• Extracted material:

***

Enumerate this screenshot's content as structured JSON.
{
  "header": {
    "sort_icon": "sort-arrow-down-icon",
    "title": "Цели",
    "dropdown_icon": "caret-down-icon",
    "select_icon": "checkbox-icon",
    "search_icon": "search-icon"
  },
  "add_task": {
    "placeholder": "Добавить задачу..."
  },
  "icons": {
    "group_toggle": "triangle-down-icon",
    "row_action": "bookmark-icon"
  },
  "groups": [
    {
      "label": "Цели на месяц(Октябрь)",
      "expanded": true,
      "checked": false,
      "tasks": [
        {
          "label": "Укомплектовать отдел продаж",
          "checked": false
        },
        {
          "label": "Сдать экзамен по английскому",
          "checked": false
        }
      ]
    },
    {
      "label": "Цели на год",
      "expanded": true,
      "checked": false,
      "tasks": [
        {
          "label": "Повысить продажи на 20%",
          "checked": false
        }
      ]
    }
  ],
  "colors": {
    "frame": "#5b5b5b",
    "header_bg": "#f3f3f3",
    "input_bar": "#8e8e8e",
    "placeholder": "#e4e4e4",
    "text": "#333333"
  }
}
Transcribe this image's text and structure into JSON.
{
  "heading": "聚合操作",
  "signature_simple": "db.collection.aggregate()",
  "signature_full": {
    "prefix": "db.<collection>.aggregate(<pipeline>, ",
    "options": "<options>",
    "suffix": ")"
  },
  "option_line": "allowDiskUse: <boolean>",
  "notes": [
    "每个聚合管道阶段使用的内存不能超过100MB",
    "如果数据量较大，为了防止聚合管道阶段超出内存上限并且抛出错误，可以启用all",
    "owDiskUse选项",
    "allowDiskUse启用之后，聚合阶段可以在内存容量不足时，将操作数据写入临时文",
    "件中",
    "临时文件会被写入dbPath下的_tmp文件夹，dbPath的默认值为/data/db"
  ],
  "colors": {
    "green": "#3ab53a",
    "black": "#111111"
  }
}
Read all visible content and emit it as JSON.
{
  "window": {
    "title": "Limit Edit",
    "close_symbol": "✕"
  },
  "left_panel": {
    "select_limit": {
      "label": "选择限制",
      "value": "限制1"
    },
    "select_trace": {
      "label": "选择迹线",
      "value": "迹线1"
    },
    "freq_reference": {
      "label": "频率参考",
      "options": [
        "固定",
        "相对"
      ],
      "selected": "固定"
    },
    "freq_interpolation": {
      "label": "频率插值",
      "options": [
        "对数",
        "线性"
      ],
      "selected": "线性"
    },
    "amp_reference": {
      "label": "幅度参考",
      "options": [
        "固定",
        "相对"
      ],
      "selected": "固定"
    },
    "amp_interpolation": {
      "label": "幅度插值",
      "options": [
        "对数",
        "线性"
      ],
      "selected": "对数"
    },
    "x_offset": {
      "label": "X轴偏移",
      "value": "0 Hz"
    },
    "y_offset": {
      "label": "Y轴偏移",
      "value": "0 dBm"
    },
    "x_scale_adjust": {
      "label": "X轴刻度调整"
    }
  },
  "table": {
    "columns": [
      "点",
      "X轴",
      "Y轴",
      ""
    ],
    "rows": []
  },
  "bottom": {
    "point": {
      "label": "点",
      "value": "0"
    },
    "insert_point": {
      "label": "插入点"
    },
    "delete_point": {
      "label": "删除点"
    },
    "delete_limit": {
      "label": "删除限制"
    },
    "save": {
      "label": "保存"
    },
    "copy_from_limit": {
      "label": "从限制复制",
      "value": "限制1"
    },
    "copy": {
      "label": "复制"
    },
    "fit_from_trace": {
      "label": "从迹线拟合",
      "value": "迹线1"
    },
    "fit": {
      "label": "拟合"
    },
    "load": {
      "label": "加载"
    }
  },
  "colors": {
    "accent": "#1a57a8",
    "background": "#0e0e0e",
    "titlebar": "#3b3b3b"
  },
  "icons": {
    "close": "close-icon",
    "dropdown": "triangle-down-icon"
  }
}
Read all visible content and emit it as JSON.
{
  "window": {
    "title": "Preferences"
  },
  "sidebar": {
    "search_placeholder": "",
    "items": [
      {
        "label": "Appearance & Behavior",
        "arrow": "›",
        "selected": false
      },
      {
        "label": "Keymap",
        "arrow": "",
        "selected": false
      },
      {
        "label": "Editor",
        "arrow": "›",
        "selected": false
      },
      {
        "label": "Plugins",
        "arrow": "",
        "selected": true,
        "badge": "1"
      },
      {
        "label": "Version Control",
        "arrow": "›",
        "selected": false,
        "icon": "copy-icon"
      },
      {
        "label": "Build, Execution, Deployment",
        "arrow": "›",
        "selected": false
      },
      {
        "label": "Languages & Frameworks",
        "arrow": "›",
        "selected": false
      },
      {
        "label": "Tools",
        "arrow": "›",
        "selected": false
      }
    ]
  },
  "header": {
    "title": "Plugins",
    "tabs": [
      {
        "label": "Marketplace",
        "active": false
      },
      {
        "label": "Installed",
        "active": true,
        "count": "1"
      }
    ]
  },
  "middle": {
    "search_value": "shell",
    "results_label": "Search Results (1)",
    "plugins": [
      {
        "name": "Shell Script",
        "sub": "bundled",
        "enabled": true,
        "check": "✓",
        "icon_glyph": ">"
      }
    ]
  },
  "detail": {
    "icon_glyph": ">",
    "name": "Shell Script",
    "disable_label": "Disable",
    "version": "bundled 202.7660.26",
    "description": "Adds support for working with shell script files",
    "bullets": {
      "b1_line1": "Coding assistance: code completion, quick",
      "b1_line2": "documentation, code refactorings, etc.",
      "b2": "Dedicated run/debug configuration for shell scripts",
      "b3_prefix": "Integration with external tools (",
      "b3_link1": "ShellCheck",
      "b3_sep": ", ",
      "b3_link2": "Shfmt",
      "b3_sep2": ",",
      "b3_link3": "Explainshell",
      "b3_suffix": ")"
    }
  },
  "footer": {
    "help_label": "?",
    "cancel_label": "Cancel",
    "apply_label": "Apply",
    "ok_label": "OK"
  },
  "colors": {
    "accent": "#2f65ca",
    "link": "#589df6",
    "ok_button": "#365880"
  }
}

***

Copy every line exactly. Leave nothing out.

• Exercise solution:
Enumerate this screenshot's content as structured JSON.
{
  "header": {
    "sort_icon": "sort-arrow-down-icon",
    "title": "Цели",
    "dropdown_icon": "caret-down-icon",
    "select_icon": "checkbox-icon",
    "search_icon": "search-icon"
  },
  "add_task": {
    "placeholder": "Добавить задачу..."
  },
  "icons": {
    "group_toggle": "triangle-down-icon",
    "row_action": "bookmark-icon"
  },
  "groups": [
    {
      "label": "Цели на месяц(Октябрь)",
      "expanded": true,
      "checked": false,
      "tasks": [
        {
          "label": "Укомплектовать отдел продаж",
          "checked": false
        },
        {
          "label": "Сдать экзамен по английскому",
          "checked": false
        }
      ]
    },
    {
      "label": "Цели на год",
      "expanded": true,
      "checked": false,
      "tasks": [
        {
          "label": "Повысить продажи на 20%",
          "checked": false
        }
      ]
    }
  ],
  "colors": {
    "frame": "#5b5b5b",
    "header_bg": "#f3f3f3",
    "input_bar": "#8e8e8e",
    "placeholder": "#e4e4e4",
    "text": "#333333"
  }
}
Transcribe this image's text and structure into JSON.
{
  "heading": "聚合操作",
  "signature_simple": "db.collection.aggregate()",
  "signature_full": {
    "prefix": "db.<collection>.aggregate(<pipeline>, ",
    "options": "<options>",
    "suffix": ")"
  },
  "option_line": "allowDiskUse: <boolean>",
  "notes": [
    "每个聚合管道阶段使用的内存不能超过100MB",
    "如果数据量较大，为了防止聚合管道阶段超出内存上限并且抛出错误，可以启用all",
    "owDiskUse选项",
    "allowDiskUse启用之后，聚合阶段可以在内存容量不足时，将操作数据写入临时文",
    "件中",
    "临时文件会被写入dbPath下的_tmp文件夹，dbPath的默认值为/data/db"
  ],
  "colors": {
    "green": "#3ab53a",
    "black": "#111111"
  }
}
Read all visible content and emit it as JSON.
{
  "window": {
    "title": "Limit Edit",
    "close_symbol": "✕"
  },
  "left_panel": {
    "select_limit": {
      "label": "选择限制",
      "value": "限制1"
    },
    "select_trace": {
      "label": "选择迹线",
      "value": "迹线1"
    },
    "freq_reference": {
      "label": "频率参考",
      "options": [
        "固定",
        "相对"
      ],
      "selected": "固定"
    },
    "freq_interpolation": {
      "label": "频率插值",
      "options": [
        "对数",
        "线性"
      ],
      "selected": "线性"
    },
    "amp_reference": {
      "label": "幅度参考",
      "options": [
        "固定",
        "相对"
      ],
      "selected": "固定"
    },
    "amp_interpolation": {
      "label": "幅度插值",
      "options": [
        "对数",
        "线性"
      ],
      "selected": "对数"
    },
    "x_offset": {
      "label": "X轴偏移",
      "value": "0 Hz"
    },
    "y_offset": {
      "label": "Y轴偏移",
      "value": "0 dBm"
    },
    "x_scale_adjust": {
      "label": "X轴刻度调整"
    }
  },
  "table": {
    "columns": [
      "点",
      "X轴",
      "Y轴",
      ""
    ],
    "rows": []
  },
  "bottom": {
    "point": {
      "label": "点",
      "value": "0"
    },
    "insert_point": {
      "label": "插入点"
    },
    "delete_point": {
      "label": "删除点"
    },
    "delete_limit": {
      "label": "删除限制"
    },
    "save": {
      "label": "保存"
    },
    "copy_from_limit": {
      "label": "从限制复制",
      "value": "限制1"
    },
    "copy": {
      "label": "复制"
    },
    "fit_from_trace": {
      "label": "从迹线拟合",
      "value": "迹线1"
    },
    "fit": {
      "label": "拟合"
    },
    "load": {
      "label": "加载"
    }
  },
  "colors": {
    "accent": "#1a57a8",
    "background": "#0e0e0e",
    "titlebar": "#3b3b3b"
  },
  "icons": {
    "close": "close-icon",
    "dropdown": "triangle-down-icon"
  }
}
Read all visible content and emit it as JSON.
{
  "window": {
    "title": "Preferences"
  },
  "sidebar": {
    "search_placeholder": "",
    "items": [
      {
        "label": "Appearance & Behavior",
        "arrow": "›",
        "selected": false
      },
      {
        "label": "Keymap",
        "arrow": "",
        "selected": false
      },
      {
        "label": "Editor",
        "arrow": "›",
        "selected": false
      },
      {
        "label": "Plugins",
        "arrow": "",
        "selected": true,
        "badge": "1"
      },
      {
        "label": "Version Control",
        "arrow": "›",
        "selected": false,
        "icon": "copy-icon"
      },
      {
        "label": "Build, Execution, Deployment",
        "arrow": "›",
        "selected": false
      },
      {
        "label": "Languages & Frameworks",
        "arrow": "›",
        "selected": false
      },
      {
        "label": "Tools",
        "arrow": "›",
        "selected": false
      }
    ]
  },
  "header": {
    "title": "Plugins",
    "tabs": [
      {
        "label": "Marketplace",
        "active": false
      },
      {
        "label": "Installed",
        "active": true,
        "count": "1"
      }
    ]
  },
  "middle": {
    "search_value": "shell",
    "results_label": "Search Results (1)",
    "plugins": [
      {
        "name": "Shell Script",
        "sub": "bundled",
        "enabled": true,
        "check": "✓",
        "icon_glyph": ">"
      }
    ]
  },
  "detail": {
    "icon_glyph": ">",
    "name": "Shell Script",
    "disable_label": "Disable",
    "version": "bundled 202.7660.26",
    "description": "Adds support for working with shell script files",
    "bullets": {
      "b1_line1": "Coding assistance: code completion, quick",
      "b1_line2": "documentation, code refactorings, etc.",
      "b2": "Dedicated run/debug configuration for shell scripts",
      "b3_prefix": "Integration with external tools (",
      "b3_link1": "ShellCheck",
      "b3_sep": ", ",
      "b3_link2": "Shfmt",
      "b3_sep2": ",",
      "b3_link3": "Explainshell",
      "b3_suffix": ")"
    }
  },
  "footer": {
    "help_label": "?",
    "cancel_label": "Cancel",
    "apply_label": "Apply",
    "ok_label": "OK"
  },
  "colors": {
    "accent": "#2f65ca",
    "link": "#589df6",
    "ok_button": "#365880"
  }
}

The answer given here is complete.